### Supplied data
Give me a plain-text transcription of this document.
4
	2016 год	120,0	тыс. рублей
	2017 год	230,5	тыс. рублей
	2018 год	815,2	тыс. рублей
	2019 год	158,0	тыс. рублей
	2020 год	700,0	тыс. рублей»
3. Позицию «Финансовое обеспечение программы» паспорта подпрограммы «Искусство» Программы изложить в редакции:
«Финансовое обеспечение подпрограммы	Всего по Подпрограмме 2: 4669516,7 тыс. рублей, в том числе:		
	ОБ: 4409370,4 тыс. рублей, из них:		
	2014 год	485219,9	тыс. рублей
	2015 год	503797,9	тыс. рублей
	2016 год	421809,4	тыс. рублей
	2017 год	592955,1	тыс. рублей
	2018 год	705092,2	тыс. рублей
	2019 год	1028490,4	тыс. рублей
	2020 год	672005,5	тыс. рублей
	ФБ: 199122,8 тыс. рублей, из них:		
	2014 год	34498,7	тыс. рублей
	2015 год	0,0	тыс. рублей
######
### Supplied data
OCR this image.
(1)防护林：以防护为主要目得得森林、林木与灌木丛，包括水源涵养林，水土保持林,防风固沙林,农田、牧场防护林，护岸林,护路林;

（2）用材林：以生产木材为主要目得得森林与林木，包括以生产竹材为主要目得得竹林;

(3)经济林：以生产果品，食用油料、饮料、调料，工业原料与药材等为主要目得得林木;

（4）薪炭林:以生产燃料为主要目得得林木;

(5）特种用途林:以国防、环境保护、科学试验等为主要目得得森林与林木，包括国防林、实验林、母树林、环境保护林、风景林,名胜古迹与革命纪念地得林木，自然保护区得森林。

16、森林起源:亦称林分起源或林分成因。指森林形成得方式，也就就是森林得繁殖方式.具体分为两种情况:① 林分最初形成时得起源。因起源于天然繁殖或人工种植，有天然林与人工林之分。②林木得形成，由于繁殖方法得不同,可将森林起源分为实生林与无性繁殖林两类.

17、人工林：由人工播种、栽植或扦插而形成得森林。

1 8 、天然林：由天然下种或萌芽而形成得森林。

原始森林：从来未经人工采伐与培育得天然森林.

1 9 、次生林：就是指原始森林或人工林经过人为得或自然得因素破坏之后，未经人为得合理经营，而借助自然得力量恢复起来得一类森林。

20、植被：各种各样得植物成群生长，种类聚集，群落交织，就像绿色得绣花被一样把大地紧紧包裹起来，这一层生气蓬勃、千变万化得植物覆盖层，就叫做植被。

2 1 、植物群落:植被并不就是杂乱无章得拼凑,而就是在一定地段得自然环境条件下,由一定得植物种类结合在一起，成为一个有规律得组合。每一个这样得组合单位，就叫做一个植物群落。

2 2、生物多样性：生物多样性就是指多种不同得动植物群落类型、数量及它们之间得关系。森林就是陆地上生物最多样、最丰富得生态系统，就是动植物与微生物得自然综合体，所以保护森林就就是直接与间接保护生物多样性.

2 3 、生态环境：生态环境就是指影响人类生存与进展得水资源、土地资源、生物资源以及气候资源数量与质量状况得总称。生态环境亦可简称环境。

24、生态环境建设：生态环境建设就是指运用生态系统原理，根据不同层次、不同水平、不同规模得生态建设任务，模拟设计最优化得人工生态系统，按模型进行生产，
######
### Supplied data
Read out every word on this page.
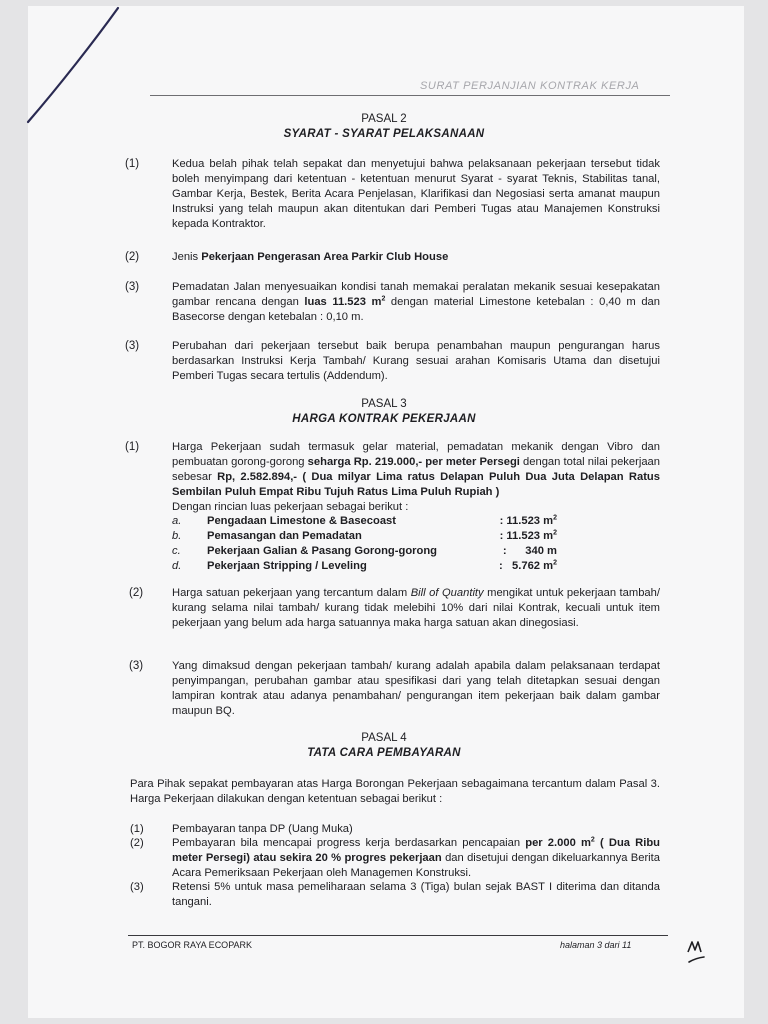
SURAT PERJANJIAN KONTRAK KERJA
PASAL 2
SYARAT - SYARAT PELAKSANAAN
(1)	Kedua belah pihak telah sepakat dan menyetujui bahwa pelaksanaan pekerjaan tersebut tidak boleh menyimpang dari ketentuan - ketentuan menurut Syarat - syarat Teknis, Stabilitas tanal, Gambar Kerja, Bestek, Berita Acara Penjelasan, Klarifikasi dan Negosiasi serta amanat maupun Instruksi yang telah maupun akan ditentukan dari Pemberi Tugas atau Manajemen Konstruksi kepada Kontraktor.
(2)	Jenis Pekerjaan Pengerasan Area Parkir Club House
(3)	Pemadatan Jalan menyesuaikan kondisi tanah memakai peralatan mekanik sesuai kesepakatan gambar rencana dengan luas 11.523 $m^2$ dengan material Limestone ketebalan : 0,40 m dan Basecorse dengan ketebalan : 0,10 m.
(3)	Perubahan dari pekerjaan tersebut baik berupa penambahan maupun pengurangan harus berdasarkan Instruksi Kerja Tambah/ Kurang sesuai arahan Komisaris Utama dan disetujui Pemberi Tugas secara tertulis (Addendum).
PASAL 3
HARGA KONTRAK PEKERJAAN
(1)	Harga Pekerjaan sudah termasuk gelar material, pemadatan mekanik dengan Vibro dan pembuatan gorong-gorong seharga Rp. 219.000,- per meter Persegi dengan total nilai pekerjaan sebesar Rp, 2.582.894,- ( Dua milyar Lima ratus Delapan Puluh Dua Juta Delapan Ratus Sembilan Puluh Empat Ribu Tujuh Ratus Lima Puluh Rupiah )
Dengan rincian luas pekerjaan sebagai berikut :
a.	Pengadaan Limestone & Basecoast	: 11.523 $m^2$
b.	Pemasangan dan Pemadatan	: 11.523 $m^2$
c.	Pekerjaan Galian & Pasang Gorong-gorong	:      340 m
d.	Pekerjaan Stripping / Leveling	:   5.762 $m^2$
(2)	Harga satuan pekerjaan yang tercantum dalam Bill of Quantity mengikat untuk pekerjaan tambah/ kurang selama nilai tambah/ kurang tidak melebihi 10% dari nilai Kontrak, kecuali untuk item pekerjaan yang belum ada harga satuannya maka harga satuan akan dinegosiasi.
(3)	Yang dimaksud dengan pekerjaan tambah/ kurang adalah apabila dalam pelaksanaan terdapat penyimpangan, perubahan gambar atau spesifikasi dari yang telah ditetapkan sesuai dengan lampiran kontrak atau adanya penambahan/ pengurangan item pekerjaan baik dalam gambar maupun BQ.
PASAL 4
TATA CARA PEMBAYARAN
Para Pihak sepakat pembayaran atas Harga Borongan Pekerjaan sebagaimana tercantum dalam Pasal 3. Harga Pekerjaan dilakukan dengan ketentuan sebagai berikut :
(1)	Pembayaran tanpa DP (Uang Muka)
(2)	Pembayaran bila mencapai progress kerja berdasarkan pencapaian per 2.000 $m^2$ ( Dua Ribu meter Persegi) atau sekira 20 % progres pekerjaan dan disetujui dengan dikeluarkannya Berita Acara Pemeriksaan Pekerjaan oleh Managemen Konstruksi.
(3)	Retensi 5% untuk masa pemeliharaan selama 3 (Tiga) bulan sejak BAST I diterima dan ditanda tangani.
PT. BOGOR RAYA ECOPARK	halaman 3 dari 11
######
_Objective_
For this exercise, gather every line of the data that contains the word "mekanik".

_In response_
(3)	Pemadatan Jalan menyesuaikan kondisi tanah memakai peralatan mekanik sesuai kesepakatan gambar rencana dengan luas 11.523 $m^2$ dengan material Limestone ketebalan : 0,40 m dan Basecorse dengan ketebalan : 0,10 m.
(1)	Harga Pekerjaan sudah termasuk gelar material, pemadatan mekanik dengan Vibro dan pembuatan gorong-gorong seharga Rp. 219.000,- per meter Persegi dengan total nilai pekerjaan sebesar Rp, 2.582.894,- ( Dua milyar Lima ratus Delapan Puluh Dua Juta Delapan Ratus Sembilan Puluh Empat Ribu Tujuh Ratus Lima Puluh Rupiah )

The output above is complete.